[Begin Input rows]

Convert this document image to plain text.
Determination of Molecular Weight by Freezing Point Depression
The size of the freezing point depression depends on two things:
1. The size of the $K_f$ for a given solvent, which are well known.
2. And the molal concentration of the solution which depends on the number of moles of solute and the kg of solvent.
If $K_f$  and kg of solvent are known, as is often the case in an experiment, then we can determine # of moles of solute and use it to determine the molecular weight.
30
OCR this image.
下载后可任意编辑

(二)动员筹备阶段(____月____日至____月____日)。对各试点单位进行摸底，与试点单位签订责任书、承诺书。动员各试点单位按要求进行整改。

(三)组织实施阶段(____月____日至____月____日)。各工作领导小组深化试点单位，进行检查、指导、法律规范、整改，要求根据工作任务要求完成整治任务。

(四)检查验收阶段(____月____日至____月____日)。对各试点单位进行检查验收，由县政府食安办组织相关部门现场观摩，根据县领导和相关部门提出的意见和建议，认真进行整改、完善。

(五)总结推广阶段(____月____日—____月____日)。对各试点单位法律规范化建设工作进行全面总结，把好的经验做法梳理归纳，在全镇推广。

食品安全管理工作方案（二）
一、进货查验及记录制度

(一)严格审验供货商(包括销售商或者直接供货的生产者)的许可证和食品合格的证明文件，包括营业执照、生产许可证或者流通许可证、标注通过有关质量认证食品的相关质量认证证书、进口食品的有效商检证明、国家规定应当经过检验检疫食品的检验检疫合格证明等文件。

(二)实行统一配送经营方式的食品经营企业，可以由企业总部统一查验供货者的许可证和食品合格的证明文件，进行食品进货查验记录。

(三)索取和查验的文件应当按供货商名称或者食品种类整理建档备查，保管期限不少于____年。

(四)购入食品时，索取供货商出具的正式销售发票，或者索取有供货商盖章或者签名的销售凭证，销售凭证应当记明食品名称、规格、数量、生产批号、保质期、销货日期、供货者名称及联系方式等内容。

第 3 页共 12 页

[End Input rows]

| Instructions to follow |
Reproduce every record, matching each line exactly.

| The reply |
Convert this document image to plain text.
Determination of Molecular Weight by Freezing Point Depression
The size of the freezing point depression depends on two things:
1. The size of the $K_f$ for a given solvent, which are well known.
2. And the molal concentration of the solution which depends on the number of moles of solute and the kg of solvent.
If $K_f$  and kg of solvent are known, as is often the case in an experiment, then we can determine # of moles of solute and use it to determine the molecular weight.
30
OCR this image.
下载后可任意编辑

(二)动员筹备阶段(____月____日至____月____日)。对各试点单位进行摸底，与试点单位签订责任书、承诺书。动员各试点单位按要求进行整改。

(三)组织实施阶段(____月____日至____月____日)。各工作领导小组深化试点单位，进行检查、指导、法律规范、整改，要求根据工作任务要求完成整治任务。

(四)检查验收阶段(____月____日至____月____日)。对各试点单位进行检查验收，由县政府食安办组织相关部门现场观摩，根据县领导和相关部门提出的意见和建议，认真进行整改、完善。

(五)总结推广阶段(____月____日—____月____日)。对各试点单位法律规范化建设工作进行全面总结，把好的经验做法梳理归纳，在全镇推广。

食品安全管理工作方案（二）
一、进货查验及记录制度

(一)严格审验供货商(包括销售商或者直接供货的生产者)的许可证和食品合格的证明文件，包括营业执照、生产许可证或者流通许可证、标注通过有关质量认证食品的相关质量认证证书、进口食品的有效商检证明、国家规定应当经过检验检疫食品的检验检疫合格证明等文件。

(二)实行统一配送经营方式的食品经营企业，可以由企业总部统一查验供货者的许可证和食品合格的证明文件，进行食品进货查验记录。

(三)索取和查验的文件应当按供货商名称或者食品种类整理建档备查，保管期限不少于____年。

(四)购入食品时，索取供货商出具的正式销售发票，或者索取有供货商盖章或者签名的销售凭证，销售凭证应当记明食品名称、规格、数量、生产批号、保质期、销货日期、供货者名称及联系方式等内容。

第 3 页共 12 页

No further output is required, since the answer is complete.